> **Data**
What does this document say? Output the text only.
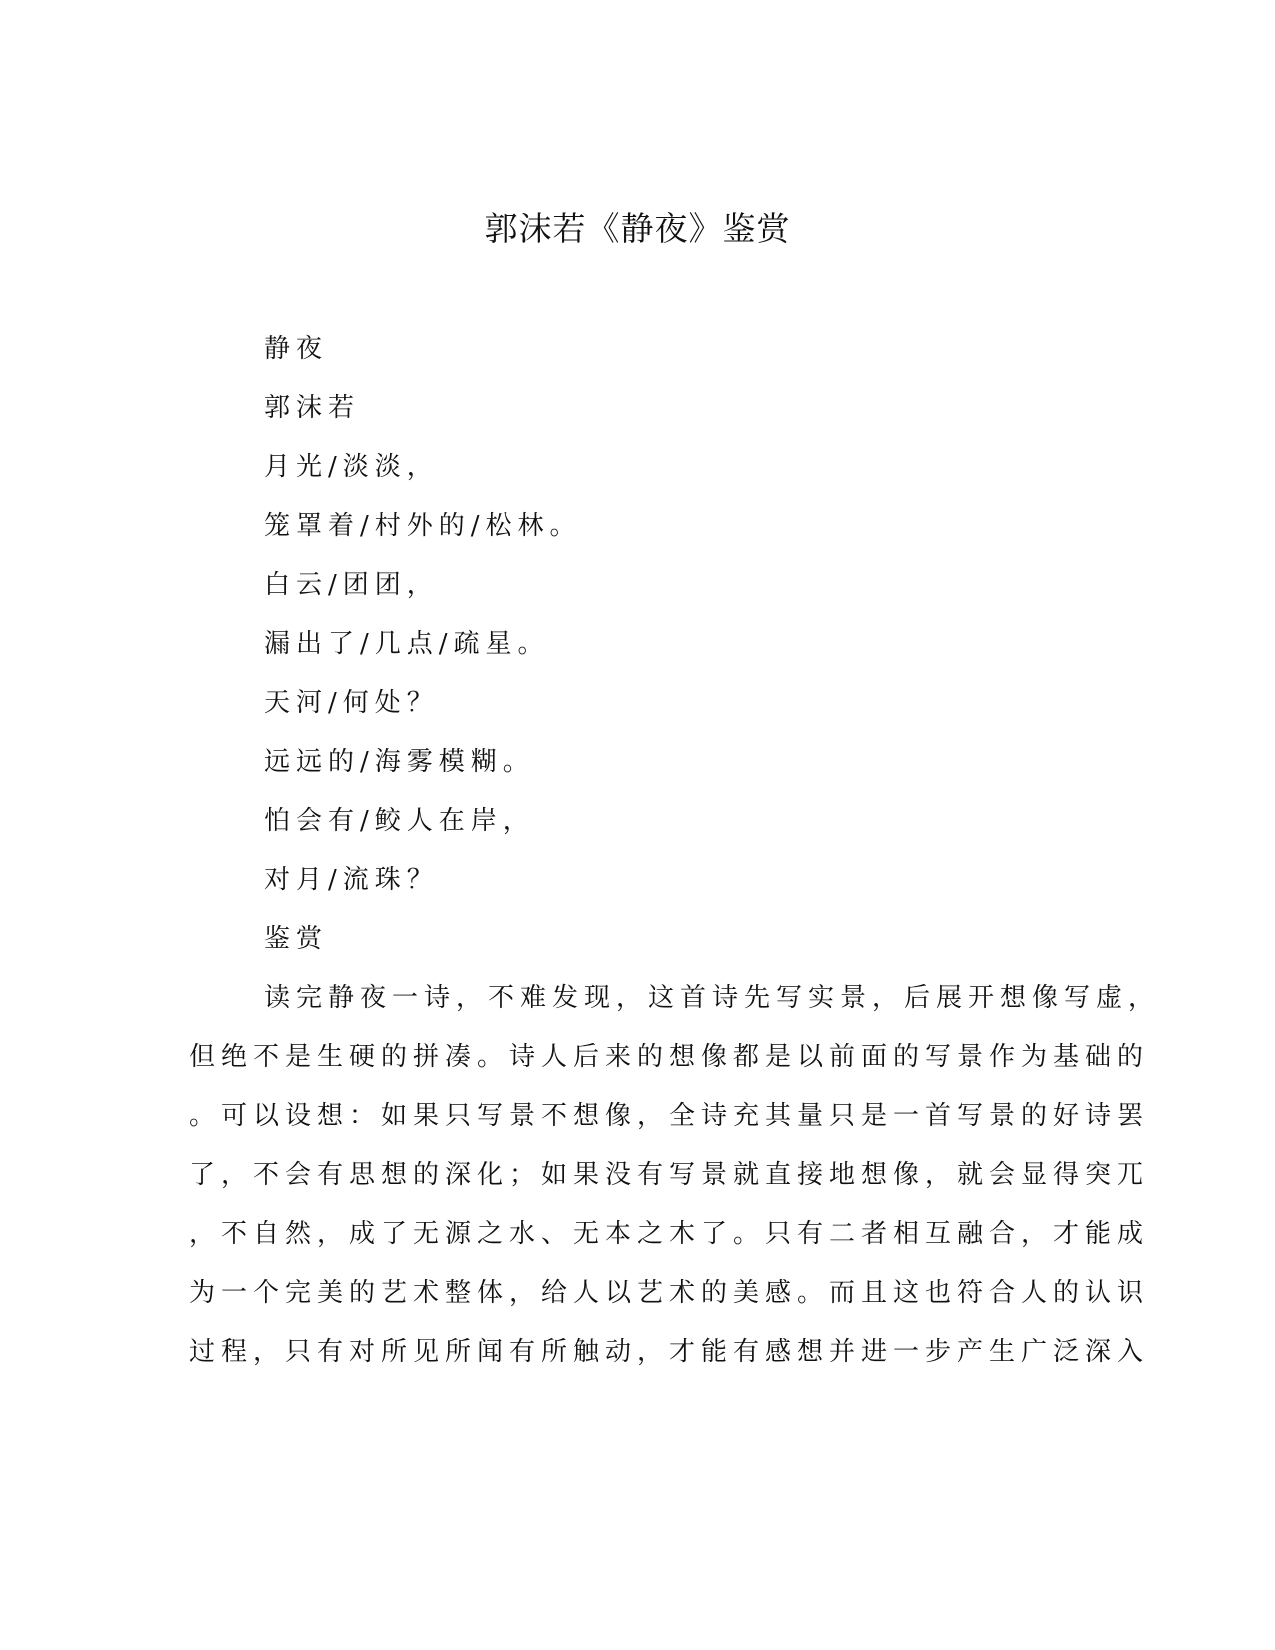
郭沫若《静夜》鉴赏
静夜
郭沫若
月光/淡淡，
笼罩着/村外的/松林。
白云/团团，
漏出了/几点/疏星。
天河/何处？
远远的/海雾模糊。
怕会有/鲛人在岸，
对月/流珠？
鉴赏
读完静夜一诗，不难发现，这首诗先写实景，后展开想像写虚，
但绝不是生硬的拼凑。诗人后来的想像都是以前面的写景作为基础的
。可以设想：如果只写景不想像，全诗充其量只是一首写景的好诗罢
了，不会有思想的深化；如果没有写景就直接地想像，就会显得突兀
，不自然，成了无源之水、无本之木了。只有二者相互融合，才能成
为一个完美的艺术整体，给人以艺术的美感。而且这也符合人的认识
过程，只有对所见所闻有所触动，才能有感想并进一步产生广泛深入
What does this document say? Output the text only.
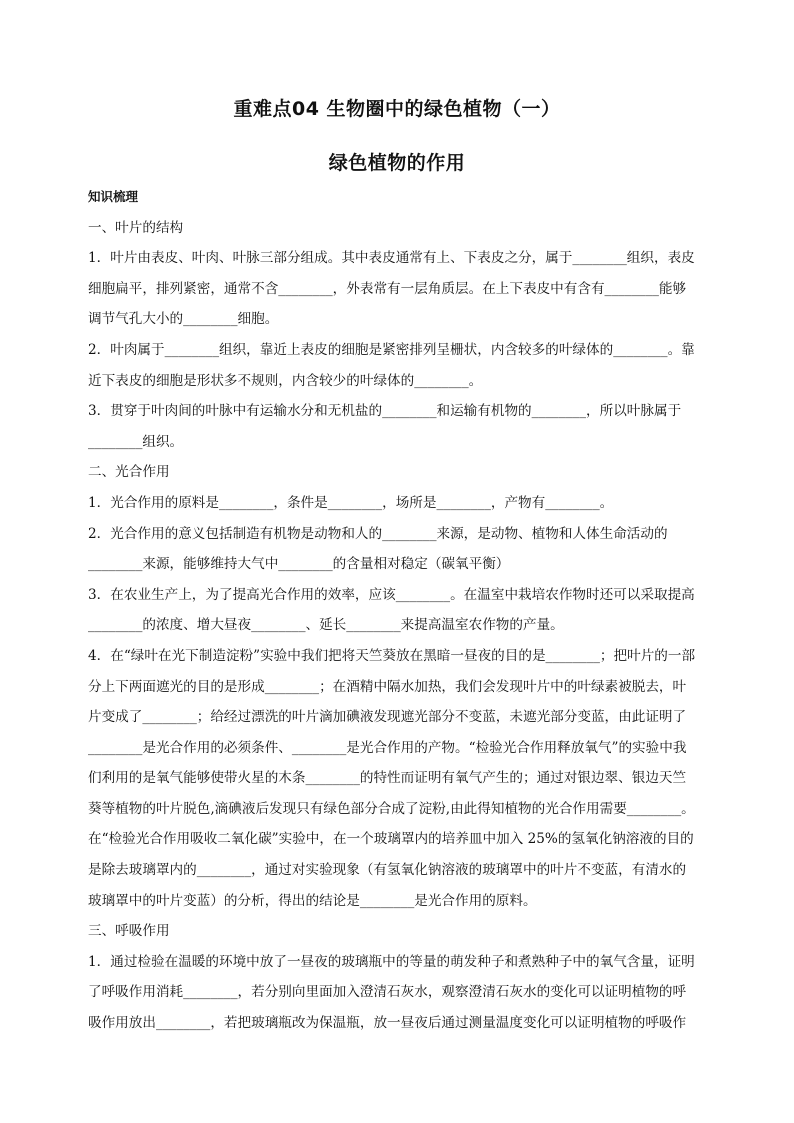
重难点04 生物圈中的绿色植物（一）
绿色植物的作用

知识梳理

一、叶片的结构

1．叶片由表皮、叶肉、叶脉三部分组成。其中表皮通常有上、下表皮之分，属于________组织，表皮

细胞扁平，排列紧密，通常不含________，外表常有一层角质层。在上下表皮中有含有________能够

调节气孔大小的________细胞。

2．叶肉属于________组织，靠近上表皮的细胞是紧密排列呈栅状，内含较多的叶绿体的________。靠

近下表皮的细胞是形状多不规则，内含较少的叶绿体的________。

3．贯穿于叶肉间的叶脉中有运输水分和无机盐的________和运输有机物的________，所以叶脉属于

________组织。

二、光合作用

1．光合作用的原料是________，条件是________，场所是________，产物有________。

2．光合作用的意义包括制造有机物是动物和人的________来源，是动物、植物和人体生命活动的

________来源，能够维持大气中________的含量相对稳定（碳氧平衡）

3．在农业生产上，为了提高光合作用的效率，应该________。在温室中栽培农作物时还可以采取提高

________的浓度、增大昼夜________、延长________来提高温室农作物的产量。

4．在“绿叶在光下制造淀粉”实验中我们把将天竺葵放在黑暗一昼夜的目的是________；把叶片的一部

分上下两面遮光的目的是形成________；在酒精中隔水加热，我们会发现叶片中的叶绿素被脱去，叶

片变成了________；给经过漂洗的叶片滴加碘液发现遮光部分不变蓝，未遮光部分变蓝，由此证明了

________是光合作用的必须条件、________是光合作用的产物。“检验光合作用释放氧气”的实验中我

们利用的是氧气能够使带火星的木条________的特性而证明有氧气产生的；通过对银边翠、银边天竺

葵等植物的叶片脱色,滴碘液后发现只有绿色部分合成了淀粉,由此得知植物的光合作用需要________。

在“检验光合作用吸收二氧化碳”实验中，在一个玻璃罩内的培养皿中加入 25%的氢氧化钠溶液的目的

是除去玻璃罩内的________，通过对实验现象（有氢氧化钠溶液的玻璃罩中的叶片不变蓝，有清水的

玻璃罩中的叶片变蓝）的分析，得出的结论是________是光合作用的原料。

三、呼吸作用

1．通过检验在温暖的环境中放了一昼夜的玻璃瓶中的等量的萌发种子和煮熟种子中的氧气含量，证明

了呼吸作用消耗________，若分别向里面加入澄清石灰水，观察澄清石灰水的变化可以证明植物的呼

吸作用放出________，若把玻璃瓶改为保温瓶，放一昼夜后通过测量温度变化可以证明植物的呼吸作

> **Problem statement**
Make an exact copy of the data above, pictures excluded.

> **Written answer**
What does this document say? Output the text only.
郭沫若《静夜》鉴赏
静夜
郭沫若
月光/淡淡，
笼罩着/村外的/松林。
白云/团团，
漏出了/几点/疏星。
天河/何处？
远远的/海雾模糊。
怕会有/鲛人在岸，
对月/流珠？
鉴赏
读完静夜一诗，不难发现，这首诗先写实景，后展开想像写虚，
但绝不是生硬的拼凑。诗人后来的想像都是以前面的写景作为基础的
。可以设想：如果只写景不想像，全诗充其量只是一首写景的好诗罢
了，不会有思想的深化；如果没有写景就直接地想像，就会显得突兀
，不自然，成了无源之水、无本之木了。只有二者相互融合，才能成
为一个完美的艺术整体，给人以艺术的美感。而且这也符合人的认识
过程，只有对所见所闻有所触动，才能有感想并进一步产生广泛深入
What does this document say? Output the text only.
重难点04 生物圈中的绿色植物（一）
绿色植物的作用

知识梳理

一、叶片的结构

1．叶片由表皮、叶肉、叶脉三部分组成。其中表皮通常有上、下表皮之分，属于________组织，表皮

细胞扁平，排列紧密，通常不含________，外表常有一层角质层。在上下表皮中有含有________能够

调节气孔大小的________细胞。

2．叶肉属于________组织，靠近上表皮的细胞是紧密排列呈栅状，内含较多的叶绿体的________。靠

近下表皮的细胞是形状多不规则，内含较少的叶绿体的________。

3．贯穿于叶肉间的叶脉中有运输水分和无机盐的________和运输有机物的________，所以叶脉属于

________组织。

二、光合作用

1．光合作用的原料是________，条件是________，场所是________，产物有________。

2．光合作用的意义包括制造有机物是动物和人的________来源，是动物、植物和人体生命活动的

________来源，能够维持大气中________的含量相对稳定（碳氧平衡）

3．在农业生产上，为了提高光合作用的效率，应该________。在温室中栽培农作物时还可以采取提高

________的浓度、增大昼夜________、延长________来提高温室农作物的产量。

4．在“绿叶在光下制造淀粉”实验中我们把将天竺葵放在黑暗一昼夜的目的是________；把叶片的一部

分上下两面遮光的目的是形成________；在酒精中隔水加热，我们会发现叶片中的叶绿素被脱去，叶

片变成了________；给经过漂洗的叶片滴加碘液发现遮光部分不变蓝，未遮光部分变蓝，由此证明了

________是光合作用的必须条件、________是光合作用的产物。“检验光合作用释放氧气”的实验中我

们利用的是氧气能够使带火星的木条________的特性而证明有氧气产生的；通过对银边翠、银边天竺

葵等植物的叶片脱色,滴碘液后发现只有绿色部分合成了淀粉,由此得知植物的光合作用需要________。

在“检验光合作用吸收二氧化碳”实验中，在一个玻璃罩内的培养皿中加入 25%的氢氧化钠溶液的目的

是除去玻璃罩内的________，通过对实验现象（有氢氧化钠溶液的玻璃罩中的叶片不变蓝，有清水的

玻璃罩中的叶片变蓝）的分析，得出的结论是________是光合作用的原料。

三、呼吸作用

1．通过检验在温暖的环境中放了一昼夜的玻璃瓶中的等量的萌发种子和煮熟种子中的氧气含量，证明

了呼吸作用消耗________，若分别向里面加入澄清石灰水，观察澄清石灰水的变化可以证明植物的呼

吸作用放出________，若把玻璃瓶改为保温瓶，放一昼夜后通过测量温度变化可以证明植物的呼吸作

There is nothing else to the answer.